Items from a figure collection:
==*==
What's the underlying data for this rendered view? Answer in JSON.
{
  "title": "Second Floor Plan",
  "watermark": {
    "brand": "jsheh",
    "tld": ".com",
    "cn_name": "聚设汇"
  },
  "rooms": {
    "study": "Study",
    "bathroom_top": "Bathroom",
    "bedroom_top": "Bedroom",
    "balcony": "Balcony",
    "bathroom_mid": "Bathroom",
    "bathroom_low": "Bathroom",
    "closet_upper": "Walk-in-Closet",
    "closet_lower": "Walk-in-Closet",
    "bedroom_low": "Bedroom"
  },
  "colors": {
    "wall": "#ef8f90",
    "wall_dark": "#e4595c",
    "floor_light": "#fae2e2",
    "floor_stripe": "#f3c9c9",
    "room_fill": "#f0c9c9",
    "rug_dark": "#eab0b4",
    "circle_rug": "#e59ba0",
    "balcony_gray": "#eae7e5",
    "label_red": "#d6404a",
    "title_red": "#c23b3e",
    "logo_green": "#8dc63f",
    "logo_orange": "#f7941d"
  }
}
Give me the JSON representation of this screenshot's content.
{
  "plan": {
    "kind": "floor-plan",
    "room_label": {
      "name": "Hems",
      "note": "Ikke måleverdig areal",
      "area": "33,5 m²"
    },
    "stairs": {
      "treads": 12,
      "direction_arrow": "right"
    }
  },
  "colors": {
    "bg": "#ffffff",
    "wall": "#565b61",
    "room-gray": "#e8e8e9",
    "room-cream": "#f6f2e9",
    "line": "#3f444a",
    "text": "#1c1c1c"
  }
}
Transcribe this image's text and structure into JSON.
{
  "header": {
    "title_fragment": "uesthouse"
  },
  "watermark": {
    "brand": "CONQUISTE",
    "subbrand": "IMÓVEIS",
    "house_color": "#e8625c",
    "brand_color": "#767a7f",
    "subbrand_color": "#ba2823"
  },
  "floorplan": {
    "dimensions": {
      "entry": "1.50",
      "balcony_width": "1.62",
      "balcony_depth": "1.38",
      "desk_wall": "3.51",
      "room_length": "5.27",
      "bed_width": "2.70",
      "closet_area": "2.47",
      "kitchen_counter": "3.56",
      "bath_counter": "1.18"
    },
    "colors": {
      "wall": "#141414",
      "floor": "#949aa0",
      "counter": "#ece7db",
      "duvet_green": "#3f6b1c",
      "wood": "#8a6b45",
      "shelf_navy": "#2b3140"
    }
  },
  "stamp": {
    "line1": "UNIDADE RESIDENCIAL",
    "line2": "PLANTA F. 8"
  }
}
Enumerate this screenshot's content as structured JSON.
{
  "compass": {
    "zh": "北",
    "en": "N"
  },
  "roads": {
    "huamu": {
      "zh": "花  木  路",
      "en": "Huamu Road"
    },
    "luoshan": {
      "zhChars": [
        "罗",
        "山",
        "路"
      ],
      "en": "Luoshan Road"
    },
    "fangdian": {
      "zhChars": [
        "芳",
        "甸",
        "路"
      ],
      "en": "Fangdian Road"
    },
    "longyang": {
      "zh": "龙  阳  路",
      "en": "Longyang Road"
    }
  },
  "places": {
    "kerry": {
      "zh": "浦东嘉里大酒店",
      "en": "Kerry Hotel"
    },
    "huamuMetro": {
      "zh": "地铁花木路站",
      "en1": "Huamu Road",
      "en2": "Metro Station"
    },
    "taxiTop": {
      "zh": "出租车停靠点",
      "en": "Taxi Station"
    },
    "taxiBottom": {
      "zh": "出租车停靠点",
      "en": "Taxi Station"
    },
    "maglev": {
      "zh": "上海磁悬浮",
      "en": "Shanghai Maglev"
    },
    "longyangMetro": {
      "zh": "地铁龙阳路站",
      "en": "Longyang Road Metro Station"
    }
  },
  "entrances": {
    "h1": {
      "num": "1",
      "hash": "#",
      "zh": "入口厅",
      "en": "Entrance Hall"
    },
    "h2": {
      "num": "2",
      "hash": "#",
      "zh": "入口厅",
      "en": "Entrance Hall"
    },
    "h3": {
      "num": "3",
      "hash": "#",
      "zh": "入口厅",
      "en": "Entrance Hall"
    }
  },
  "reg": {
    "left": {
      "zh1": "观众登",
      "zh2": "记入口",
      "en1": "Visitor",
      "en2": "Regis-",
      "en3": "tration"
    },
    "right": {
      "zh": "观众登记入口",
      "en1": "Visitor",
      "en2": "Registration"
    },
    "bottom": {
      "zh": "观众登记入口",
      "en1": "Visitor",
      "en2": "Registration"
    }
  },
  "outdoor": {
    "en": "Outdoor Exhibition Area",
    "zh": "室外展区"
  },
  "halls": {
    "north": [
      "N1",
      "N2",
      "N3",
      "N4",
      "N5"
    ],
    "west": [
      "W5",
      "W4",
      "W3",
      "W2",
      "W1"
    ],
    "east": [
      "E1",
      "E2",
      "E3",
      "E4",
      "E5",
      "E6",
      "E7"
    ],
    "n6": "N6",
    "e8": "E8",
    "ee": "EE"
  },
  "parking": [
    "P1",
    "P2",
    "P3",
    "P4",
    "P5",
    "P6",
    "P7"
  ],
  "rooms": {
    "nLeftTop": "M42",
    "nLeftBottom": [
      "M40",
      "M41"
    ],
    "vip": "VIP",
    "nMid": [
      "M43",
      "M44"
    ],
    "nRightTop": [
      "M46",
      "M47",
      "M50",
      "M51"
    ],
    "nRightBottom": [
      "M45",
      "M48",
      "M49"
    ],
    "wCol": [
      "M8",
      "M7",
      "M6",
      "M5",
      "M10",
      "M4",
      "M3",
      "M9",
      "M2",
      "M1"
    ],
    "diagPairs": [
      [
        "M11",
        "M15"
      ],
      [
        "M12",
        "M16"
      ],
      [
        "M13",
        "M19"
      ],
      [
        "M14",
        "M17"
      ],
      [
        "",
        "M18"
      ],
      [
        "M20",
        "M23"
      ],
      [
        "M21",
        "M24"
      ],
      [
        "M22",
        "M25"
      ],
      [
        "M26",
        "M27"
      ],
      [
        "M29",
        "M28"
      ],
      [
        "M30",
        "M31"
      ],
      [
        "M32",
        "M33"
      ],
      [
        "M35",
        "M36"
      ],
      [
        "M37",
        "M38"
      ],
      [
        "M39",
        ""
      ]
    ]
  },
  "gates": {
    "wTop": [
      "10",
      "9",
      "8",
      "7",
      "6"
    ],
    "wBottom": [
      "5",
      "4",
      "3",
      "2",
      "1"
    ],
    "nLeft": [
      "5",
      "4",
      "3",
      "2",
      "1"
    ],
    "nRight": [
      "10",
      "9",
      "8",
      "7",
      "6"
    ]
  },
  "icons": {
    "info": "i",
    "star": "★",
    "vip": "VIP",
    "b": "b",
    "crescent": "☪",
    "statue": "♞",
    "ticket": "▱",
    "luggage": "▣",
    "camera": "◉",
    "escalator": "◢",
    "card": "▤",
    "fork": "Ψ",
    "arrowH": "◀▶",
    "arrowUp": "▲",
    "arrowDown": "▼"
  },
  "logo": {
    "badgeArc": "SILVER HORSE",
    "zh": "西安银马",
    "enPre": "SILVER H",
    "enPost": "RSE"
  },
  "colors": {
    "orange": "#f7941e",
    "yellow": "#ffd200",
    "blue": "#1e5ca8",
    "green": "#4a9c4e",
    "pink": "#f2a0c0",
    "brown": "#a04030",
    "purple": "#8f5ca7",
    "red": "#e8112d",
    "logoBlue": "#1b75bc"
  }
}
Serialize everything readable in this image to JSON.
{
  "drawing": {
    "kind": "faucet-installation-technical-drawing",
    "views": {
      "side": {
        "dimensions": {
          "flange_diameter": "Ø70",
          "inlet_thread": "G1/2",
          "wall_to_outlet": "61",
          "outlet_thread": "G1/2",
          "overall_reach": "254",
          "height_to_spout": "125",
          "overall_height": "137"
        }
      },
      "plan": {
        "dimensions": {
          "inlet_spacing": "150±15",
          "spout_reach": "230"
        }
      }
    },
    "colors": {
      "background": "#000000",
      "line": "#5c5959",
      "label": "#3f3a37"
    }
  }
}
==*==
AIM OF THE EXERCISE = Every line from the line containing "Serialize everything readable" to the last line of the material above must be repeated exactly, and no other line.

ANSWER =
Serialize everything readable in this image to JSON.
{
  "drawing": {
    "kind": "faucet-installation-technical-drawing",
    "views": {
      "side": {
        "dimensions": {
          "flange_diameter": "Ø70",
          "inlet_thread": "G1/2",
          "wall_to_outlet": "61",
          "outlet_thread": "G1/2",
          "overall_reach": "254",
          "height_to_spout": "125",
          "overall_height": "137"
        }
      },
      "plan": {
        "dimensions": {
          "inlet_spacing": "150±15",
          "spout_reach": "230"
        }
      }
    },
    "colors": {
      "background": "#000000",
      "line": "#5c5959",
      "label": "#3f3a37"
    }
  }
}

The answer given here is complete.